BEGIN DATA ENTRIES
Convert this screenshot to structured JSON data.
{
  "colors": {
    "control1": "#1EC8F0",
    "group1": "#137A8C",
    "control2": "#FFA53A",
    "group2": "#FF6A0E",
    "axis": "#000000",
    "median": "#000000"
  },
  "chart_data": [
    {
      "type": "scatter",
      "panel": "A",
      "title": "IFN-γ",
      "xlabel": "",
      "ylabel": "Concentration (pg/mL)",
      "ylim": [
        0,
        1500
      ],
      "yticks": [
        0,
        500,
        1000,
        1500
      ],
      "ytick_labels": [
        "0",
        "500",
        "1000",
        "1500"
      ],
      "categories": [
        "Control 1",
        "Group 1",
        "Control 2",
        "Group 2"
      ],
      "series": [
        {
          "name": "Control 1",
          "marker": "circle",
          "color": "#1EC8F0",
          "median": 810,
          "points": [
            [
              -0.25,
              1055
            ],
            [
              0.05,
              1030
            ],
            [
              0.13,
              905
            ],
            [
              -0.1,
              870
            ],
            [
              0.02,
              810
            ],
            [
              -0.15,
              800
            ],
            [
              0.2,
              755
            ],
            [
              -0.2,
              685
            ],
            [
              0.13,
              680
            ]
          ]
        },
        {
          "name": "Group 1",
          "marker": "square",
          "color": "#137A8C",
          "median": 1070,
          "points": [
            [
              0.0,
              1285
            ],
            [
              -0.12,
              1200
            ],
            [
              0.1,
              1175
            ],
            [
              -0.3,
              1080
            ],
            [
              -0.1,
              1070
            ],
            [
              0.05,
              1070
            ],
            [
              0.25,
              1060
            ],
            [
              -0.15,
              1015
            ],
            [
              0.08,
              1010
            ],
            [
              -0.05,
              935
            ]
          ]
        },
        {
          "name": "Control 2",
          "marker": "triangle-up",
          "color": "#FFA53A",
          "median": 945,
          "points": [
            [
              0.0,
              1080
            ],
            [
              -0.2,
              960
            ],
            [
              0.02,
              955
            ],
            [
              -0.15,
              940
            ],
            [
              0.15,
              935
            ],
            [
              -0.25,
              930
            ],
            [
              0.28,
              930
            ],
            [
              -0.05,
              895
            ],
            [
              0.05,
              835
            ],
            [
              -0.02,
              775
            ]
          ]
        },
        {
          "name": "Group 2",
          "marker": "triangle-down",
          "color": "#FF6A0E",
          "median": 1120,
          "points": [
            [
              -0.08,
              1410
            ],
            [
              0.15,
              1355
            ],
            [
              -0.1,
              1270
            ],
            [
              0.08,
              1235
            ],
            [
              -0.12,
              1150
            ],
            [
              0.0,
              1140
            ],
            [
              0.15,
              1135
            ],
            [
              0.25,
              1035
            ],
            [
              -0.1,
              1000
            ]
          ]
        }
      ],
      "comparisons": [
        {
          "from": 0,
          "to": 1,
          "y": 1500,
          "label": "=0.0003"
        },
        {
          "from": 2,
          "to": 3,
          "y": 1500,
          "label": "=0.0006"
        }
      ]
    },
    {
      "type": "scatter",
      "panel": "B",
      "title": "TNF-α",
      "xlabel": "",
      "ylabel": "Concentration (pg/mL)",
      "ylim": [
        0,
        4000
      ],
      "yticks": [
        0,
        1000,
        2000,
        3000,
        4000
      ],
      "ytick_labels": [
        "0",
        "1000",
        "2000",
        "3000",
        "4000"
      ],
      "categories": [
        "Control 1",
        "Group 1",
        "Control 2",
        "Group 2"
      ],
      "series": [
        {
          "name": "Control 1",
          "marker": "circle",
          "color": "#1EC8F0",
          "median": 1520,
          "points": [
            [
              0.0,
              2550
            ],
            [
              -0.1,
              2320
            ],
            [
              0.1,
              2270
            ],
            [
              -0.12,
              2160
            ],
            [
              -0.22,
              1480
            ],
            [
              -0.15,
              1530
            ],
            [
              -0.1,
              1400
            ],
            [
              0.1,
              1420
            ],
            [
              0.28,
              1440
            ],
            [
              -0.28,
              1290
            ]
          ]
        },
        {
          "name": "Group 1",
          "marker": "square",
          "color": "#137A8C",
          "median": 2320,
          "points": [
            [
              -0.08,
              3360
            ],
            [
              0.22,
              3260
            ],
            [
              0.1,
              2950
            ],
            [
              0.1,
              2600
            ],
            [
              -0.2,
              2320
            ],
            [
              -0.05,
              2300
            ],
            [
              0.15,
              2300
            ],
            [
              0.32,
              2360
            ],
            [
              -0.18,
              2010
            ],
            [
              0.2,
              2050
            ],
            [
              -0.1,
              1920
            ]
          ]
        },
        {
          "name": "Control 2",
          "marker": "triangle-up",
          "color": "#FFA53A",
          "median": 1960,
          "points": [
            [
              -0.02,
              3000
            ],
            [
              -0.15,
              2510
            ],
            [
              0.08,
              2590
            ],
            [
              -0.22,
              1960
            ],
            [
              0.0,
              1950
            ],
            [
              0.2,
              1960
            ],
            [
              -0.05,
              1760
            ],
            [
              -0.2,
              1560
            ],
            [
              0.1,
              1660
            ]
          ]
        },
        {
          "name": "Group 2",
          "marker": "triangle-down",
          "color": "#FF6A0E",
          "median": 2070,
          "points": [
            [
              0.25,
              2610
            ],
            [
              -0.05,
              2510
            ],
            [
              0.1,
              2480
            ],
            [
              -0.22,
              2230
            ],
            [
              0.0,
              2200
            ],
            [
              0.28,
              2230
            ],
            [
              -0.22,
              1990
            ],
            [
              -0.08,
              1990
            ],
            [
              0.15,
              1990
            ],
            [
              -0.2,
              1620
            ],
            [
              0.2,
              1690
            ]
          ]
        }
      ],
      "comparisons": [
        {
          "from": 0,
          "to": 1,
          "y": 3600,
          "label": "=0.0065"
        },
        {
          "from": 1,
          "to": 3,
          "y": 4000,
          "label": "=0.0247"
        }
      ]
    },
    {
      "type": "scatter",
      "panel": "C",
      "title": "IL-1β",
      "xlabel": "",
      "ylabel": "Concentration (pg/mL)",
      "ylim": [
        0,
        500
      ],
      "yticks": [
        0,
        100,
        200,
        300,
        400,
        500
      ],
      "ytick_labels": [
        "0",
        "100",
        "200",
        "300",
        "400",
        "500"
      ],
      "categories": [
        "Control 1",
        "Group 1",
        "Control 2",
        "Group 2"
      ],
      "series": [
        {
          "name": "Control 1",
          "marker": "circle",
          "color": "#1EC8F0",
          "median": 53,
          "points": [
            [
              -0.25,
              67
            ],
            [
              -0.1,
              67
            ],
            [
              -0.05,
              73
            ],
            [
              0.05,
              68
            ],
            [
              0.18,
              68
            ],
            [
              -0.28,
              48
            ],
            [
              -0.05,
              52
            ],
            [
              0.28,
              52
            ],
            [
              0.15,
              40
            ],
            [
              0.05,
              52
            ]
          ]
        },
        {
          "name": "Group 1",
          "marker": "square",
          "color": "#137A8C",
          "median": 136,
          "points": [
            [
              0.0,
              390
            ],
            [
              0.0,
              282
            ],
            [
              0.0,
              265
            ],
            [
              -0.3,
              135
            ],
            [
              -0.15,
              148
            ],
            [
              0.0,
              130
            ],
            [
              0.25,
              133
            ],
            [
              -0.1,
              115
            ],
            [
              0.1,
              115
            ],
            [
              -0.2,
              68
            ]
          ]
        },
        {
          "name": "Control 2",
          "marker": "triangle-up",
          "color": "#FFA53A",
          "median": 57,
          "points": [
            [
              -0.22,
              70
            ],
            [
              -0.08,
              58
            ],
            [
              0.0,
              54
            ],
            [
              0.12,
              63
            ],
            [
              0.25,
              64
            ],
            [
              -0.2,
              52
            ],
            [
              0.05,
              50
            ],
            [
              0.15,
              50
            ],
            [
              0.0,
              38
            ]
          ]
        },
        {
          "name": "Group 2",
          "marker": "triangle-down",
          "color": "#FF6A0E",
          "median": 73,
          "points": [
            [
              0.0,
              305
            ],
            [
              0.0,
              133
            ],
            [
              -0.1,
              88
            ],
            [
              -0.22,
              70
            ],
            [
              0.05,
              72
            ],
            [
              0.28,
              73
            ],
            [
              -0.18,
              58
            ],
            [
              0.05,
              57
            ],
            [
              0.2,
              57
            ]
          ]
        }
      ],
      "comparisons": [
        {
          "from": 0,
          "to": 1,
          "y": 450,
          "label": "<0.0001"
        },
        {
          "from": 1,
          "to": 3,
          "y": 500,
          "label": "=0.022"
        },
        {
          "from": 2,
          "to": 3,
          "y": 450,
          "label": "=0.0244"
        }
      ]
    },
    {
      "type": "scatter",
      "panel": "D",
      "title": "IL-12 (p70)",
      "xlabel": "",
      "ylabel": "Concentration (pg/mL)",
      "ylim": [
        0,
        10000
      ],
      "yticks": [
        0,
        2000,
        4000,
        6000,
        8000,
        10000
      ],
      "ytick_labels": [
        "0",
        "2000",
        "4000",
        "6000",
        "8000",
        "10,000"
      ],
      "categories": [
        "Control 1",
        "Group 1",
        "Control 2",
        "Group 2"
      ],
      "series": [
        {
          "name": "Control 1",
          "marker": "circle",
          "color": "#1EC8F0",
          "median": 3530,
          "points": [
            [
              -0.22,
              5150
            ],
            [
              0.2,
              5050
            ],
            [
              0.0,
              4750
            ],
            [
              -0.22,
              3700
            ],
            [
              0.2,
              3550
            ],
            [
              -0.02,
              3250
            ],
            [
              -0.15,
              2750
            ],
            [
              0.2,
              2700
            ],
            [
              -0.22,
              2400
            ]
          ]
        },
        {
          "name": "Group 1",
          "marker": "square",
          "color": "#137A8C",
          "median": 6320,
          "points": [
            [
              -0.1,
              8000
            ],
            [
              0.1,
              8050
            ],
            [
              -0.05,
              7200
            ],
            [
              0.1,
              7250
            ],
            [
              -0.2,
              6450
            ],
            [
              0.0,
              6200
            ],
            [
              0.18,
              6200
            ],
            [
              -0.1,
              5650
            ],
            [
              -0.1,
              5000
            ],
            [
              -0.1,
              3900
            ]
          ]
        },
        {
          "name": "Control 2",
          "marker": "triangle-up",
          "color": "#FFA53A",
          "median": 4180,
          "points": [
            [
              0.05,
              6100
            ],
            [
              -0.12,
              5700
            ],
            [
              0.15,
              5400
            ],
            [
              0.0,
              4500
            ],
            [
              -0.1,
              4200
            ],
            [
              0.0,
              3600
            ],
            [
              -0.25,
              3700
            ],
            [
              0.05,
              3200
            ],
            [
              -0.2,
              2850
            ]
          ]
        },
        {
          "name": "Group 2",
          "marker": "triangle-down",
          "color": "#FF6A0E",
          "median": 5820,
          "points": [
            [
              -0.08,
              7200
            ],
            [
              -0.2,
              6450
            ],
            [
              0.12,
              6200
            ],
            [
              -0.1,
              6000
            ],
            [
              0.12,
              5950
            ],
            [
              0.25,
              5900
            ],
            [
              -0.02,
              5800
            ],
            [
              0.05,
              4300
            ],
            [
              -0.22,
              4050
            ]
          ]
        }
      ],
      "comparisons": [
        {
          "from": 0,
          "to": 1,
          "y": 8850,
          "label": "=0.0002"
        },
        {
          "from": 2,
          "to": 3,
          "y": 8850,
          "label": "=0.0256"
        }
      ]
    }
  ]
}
END DATA ENTRIES
Check each line of the data above for the string "title" and report only how many lines have it.

■ **ANSWER FOR THIS EXERCISE**: 4